_Stated goal_.
Copy each of the rows below word for word, keeping every line as it stands.

--------------------------------------------------

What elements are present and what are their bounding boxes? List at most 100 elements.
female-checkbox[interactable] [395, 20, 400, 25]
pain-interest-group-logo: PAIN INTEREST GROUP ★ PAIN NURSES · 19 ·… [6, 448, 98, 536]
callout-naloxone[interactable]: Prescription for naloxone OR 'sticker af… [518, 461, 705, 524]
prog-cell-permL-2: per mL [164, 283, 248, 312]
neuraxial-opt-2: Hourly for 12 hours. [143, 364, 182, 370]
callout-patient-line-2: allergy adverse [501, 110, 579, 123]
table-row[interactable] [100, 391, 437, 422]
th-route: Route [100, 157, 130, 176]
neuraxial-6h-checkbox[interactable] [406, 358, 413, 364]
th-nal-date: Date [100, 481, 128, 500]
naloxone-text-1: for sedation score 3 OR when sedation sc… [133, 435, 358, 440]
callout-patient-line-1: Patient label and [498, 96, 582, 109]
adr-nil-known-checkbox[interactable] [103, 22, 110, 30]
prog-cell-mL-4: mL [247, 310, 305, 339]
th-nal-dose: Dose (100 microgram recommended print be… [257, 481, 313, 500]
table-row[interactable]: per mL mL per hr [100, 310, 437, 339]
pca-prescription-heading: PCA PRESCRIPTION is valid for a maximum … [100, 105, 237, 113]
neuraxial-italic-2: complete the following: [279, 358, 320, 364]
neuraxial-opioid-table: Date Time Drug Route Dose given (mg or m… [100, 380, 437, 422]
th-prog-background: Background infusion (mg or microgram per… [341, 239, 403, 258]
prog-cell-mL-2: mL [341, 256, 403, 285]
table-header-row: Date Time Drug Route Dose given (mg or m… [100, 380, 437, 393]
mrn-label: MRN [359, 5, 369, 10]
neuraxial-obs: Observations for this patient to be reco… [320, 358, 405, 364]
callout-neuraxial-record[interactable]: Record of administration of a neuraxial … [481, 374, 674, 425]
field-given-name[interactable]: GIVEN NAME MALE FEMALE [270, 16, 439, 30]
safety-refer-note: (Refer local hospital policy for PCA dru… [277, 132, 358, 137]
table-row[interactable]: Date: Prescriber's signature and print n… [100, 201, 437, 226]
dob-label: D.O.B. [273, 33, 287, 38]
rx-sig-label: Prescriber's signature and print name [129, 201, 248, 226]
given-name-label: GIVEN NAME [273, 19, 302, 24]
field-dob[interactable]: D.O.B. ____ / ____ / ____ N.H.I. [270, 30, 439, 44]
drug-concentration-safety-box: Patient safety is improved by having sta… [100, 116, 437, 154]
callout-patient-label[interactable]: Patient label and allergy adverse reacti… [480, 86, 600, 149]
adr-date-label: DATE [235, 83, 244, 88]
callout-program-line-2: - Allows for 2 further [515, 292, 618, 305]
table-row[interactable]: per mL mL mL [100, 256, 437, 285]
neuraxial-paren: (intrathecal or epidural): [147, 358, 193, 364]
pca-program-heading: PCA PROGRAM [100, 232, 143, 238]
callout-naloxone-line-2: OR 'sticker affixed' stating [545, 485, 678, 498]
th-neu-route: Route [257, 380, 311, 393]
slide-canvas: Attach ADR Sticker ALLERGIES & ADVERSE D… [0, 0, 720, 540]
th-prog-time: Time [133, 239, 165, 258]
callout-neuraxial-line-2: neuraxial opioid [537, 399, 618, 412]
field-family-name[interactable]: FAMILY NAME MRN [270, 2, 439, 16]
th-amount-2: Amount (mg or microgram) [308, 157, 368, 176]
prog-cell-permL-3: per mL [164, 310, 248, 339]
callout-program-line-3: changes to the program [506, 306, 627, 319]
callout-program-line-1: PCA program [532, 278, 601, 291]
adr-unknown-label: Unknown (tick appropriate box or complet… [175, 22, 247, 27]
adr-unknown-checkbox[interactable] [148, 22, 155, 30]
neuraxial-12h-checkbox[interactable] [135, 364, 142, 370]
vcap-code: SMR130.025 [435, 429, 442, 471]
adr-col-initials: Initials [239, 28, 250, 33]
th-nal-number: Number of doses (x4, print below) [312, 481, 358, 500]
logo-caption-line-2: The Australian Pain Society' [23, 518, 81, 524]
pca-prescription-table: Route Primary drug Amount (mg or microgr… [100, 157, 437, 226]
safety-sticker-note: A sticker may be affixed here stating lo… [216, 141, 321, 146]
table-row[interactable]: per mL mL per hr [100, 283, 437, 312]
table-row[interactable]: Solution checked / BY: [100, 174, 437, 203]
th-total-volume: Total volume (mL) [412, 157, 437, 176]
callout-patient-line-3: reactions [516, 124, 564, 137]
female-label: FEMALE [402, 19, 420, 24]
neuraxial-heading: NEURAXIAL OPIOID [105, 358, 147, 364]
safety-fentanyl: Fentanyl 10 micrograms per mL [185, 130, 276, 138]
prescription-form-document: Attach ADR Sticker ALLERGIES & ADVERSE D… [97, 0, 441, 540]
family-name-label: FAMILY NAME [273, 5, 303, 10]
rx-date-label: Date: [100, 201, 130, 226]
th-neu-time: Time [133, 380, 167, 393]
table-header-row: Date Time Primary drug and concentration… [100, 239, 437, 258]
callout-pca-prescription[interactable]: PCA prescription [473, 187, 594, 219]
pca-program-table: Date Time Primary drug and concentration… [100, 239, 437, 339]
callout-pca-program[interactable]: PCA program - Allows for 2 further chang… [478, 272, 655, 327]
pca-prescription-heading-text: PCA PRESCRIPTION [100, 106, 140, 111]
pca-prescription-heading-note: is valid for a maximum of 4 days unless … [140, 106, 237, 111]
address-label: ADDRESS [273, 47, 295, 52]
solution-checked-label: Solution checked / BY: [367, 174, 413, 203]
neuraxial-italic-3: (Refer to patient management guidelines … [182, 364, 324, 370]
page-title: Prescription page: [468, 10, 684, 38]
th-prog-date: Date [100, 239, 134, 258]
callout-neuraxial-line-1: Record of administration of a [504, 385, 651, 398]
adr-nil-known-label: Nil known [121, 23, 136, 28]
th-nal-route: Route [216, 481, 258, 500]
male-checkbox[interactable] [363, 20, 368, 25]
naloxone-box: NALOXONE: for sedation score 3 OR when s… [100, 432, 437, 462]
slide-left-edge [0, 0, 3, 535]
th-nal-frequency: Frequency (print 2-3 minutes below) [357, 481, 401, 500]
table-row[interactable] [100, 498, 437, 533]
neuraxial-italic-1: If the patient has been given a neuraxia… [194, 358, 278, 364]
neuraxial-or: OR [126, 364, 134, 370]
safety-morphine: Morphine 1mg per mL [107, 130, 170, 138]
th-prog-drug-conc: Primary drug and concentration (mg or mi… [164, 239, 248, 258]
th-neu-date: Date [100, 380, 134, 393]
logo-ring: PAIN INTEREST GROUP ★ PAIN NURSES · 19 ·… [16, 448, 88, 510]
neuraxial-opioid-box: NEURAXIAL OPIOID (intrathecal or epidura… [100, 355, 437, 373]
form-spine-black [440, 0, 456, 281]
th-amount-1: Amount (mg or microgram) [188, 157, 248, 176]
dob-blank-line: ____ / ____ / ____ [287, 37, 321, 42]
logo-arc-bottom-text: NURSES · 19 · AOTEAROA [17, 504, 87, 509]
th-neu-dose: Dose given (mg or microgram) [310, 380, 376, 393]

--------------------------------------------------

_Exercise solution_.
What elements are present and what are their bounding boxes? List at most 100 elements.
female-checkbox[interactable] [395, 20, 400, 25]
pain-interest-group-logo: PAIN INTEREST GROUP ★ PAIN NURSES · 19 ·… [6, 448, 98, 536]
callout-naloxone[interactable]: Prescription for naloxone OR 'sticker af… [518, 461, 705, 524]
prog-cell-permL-2: per mL [164, 283, 248, 312]
neuraxial-opt-2: Hourly for 12 hours. [143, 364, 182, 370]
callout-patient-line-2: allergy adverse [501, 110, 579, 123]
table-row[interactable] [100, 391, 437, 422]
th-route: Route [100, 157, 130, 176]
neuraxial-6h-checkbox[interactable] [406, 358, 413, 364]
th-nal-date: Date [100, 481, 128, 500]
naloxone-text-1: for sedation score 3 OR when sedation sc… [133, 435, 358, 440]
callout-patient-line-1: Patient label and [498, 96, 582, 109]
adr-nil-known-checkbox[interactable] [103, 22, 110, 30]
prog-cell-mL-4: mL [247, 310, 305, 339]
th-nal-dose: Dose (100 microgram recommended print be… [257, 481, 313, 500]
table-row[interactable]: per mL mL per hr [100, 310, 437, 339]
pca-prescription-heading: PCA PRESCRIPTION is valid for a maximum … [100, 105, 237, 113]
neuraxial-italic-2: complete the following: [279, 358, 320, 364]
neuraxial-opioid-table: Date Time Drug Route Dose given (mg or m… [100, 380, 437, 422]
th-prog-background: Background infusion (mg or microgram per… [341, 239, 403, 258]
prog-cell-mL-2: mL [341, 256, 403, 285]
table-header-row: Date Time Drug Route Dose given (mg or m… [100, 380, 437, 393]
mrn-label: MRN [359, 5, 369, 10]
neuraxial-obs: Observations for this patient to be reco… [320, 358, 405, 364]
callout-neuraxial-record[interactable]: Record of administration of a neuraxial … [481, 374, 674, 425]
field-given-name[interactable]: GIVEN NAME MALE FEMALE [270, 16, 439, 30]
safety-refer-note: (Refer local hospital policy for PCA dru… [277, 132, 358, 137]
table-row[interactable]: Date: Prescriber's signature and print n… [100, 201, 437, 226]
dob-label: D.O.B. [273, 33, 287, 38]
rx-sig-label: Prescriber's signature and print name [129, 201, 248, 226]
given-name-label: GIVEN NAME [273, 19, 302, 24]
field-dob[interactable]: D.O.B. ____ / ____ / ____ N.H.I. [270, 30, 439, 44]
drug-concentration-safety-box: Patient safety is improved by having sta… [100, 116, 437, 154]
callout-patient-label[interactable]: Patient label and allergy adverse reacti… [480, 86, 600, 149]
adr-date-label: DATE [235, 83, 244, 88]
callout-program-line-2: - Allows for 2 further [515, 292, 618, 305]
table-row[interactable]: per mL mL mL [100, 256, 437, 285]
neuraxial-paren: (intrathecal or epidural): [147, 358, 193, 364]
pca-program-heading: PCA PROGRAM [100, 232, 143, 238]
callout-naloxone-line-2: OR 'sticker affixed' stating [545, 485, 678, 498]
th-neu-route: Route [257, 380, 311, 393]
slide-canvas: Attach ADR Sticker ALLERGIES & ADVERSE D… [0, 0, 720, 540]
th-prog-time: Time [133, 239, 165, 258]
callout-neuraxial-line-2: neuraxial opioid [537, 399, 618, 412]
field-family-name[interactable]: FAMILY NAME MRN [270, 2, 439, 16]
th-amount-2: Amount (mg or microgram) [308, 157, 368, 176]
prog-cell-permL-3: per mL [164, 310, 248, 339]
callout-program-line-3: changes to the program [506, 306, 627, 319]
callout-program-line-1: PCA program [532, 278, 601, 291]
adr-unknown-label: Unknown (tick appropriate box or complet… [175, 22, 247, 27]
adr-unknown-checkbox[interactable] [148, 22, 155, 30]
neuraxial-12h-checkbox[interactable] [135, 364, 142, 370]
vcap-code: SMR130.025 [435, 429, 442, 471]
adr-col-initials: Initials [239, 28, 250, 33]
th-nal-number: Number of doses (x4, print below) [312, 481, 358, 500]
logo-caption-line-2: The Australian Pain Society' [23, 518, 81, 524]
pca-prescription-table: Route Primary drug Amount (mg or microgr… [100, 157, 437, 226]
safety-sticker-note: A sticker may be affixed here stating lo… [216, 141, 321, 146]
table-row[interactable]: per mL mL per hr [100, 283, 437, 312]
table-row[interactable]: Solution checked / BY: [100, 174, 437, 203]
th-total-volume: Total volume (mL) [412, 157, 437, 176]
callout-patient-line-3: reactions [516, 124, 564, 137]
female-label: FEMALE [402, 19, 420, 24]
neuraxial-heading: NEURAXIAL OPIOID [105, 358, 147, 364]
safety-fentanyl: Fentanyl 10 micrograms per mL [185, 130, 276, 138]
prescription-form-document: Attach ADR Sticker ALLERGIES & ADVERSE D… [97, 0, 441, 540]
family-name-label: FAMILY NAME [273, 5, 303, 10]
rx-date-label: Date: [100, 201, 130, 226]
th-neu-time: Time [133, 380, 167, 393]
table-header-row: Date Time Primary drug and concentration… [100, 239, 437, 258]
callout-pca-prescription[interactable]: PCA prescription [473, 187, 594, 219]
pca-program-table: Date Time Primary drug and concentration… [100, 239, 437, 339]
callout-pca-program[interactable]: PCA program - Allows for 2 further chang… [478, 272, 655, 327]
pca-prescription-heading-text: PCA PRESCRIPTION [100, 106, 140, 111]
pca-prescription-heading-note: is valid for a maximum of 4 days unless … [140, 106, 237, 111]
address-label: ADDRESS [273, 47, 295, 52]
solution-checked-label: Solution checked / BY: [367, 174, 413, 203]
neuraxial-italic-3: (Refer to patient management guidelines … [182, 364, 324, 370]
page-title: Prescription page: [468, 10, 684, 38]
th-prog-date: Date [100, 239, 134, 258]
callout-neuraxial-line-1: Record of administration of a [504, 385, 651, 398]
adr-nil-known-label: Nil known [121, 23, 136, 28]
th-nal-route: Route [216, 481, 258, 500]
male-checkbox[interactable] [363, 20, 368, 25]
naloxone-box: NALOXONE: for sedation score 3 OR when s… [100, 432, 437, 462]
slide-left-edge [0, 0, 3, 535]
th-nal-frequency: Frequency (print 2-3 minutes below) [357, 481, 401, 500]
table-row[interactable] [100, 498, 437, 533]
neuraxial-italic-1: If the patient has been given a neuraxia… [194, 358, 278, 364]
neuraxial-or: OR [126, 364, 134, 370]
safety-morphine: Morphine 1mg per mL [107, 130, 170, 138]
th-prog-drug-conc: Primary drug and concentration (mg or mi… [164, 239, 248, 258]
th-neu-date: Date [100, 380, 134, 393]
logo-ring: PAIN INTEREST GROUP ★ PAIN NURSES · 19 ·… [16, 448, 88, 510]
neuraxial-opioid-box: NEURAXIAL OPIOID (intrathecal or epidura… [100, 355, 437, 373]
form-spine-black [440, 0, 456, 281]
th-amount-1: Amount (mg or microgram) [188, 157, 248, 176]
dob-blank-line: ____ / ____ / ____ [287, 37, 321, 42]
logo-arc-bottom-text: NURSES · 19 · AOTEAROA [17, 504, 87, 509]
th-neu-dose: Dose given (mg or microgram) [310, 380, 376, 393]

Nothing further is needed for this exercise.